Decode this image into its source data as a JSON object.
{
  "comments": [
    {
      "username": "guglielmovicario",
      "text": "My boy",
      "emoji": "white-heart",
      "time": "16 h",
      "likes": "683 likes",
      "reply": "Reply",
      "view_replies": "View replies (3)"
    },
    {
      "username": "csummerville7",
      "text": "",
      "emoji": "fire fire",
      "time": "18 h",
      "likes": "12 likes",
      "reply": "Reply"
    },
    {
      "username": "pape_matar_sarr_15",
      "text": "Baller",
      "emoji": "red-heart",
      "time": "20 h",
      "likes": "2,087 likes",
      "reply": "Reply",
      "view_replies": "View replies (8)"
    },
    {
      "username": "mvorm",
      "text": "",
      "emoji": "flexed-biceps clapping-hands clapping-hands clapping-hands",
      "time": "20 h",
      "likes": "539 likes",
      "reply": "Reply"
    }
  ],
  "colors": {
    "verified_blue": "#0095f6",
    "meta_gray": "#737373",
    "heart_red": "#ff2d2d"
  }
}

◇ ◇ ◇ ◇ ◇

WHAT THE TASK ASKS: Using the material above, print every entry exactly as written.

SOLVED EXERCISE:
Decode this image into its source data as a JSON object.
{
  "comments": [
    {
      "username": "guglielmovicario",
      "text": "My boy",
      "emoji": "white-heart",
      "time": "16 h",
      "likes": "683 likes",
      "reply": "Reply",
      "view_replies": "View replies (3)"
    },
    {
      "username": "csummerville7",
      "text": "",
      "emoji": "fire fire",
      "time": "18 h",
      "likes": "12 likes",
      "reply": "Reply"
    },
    {
      "username": "pape_matar_sarr_15",
      "text": "Baller",
      "emoji": "red-heart",
      "time": "20 h",
      "likes": "2,087 likes",
      "reply": "Reply",
      "view_replies": "View replies (8)"
    },
    {
      "username": "mvorm",
      "text": "",
      "emoji": "flexed-biceps clapping-hands clapping-hands clapping-hands",
      "time": "20 h",
      "likes": "539 likes",
      "reply": "Reply"
    }
  ],
  "colors": {
    "verified_blue": "#0095f6",
    "meta_gray": "#737373",
    "heart_red": "#ff2d2d"
  }
}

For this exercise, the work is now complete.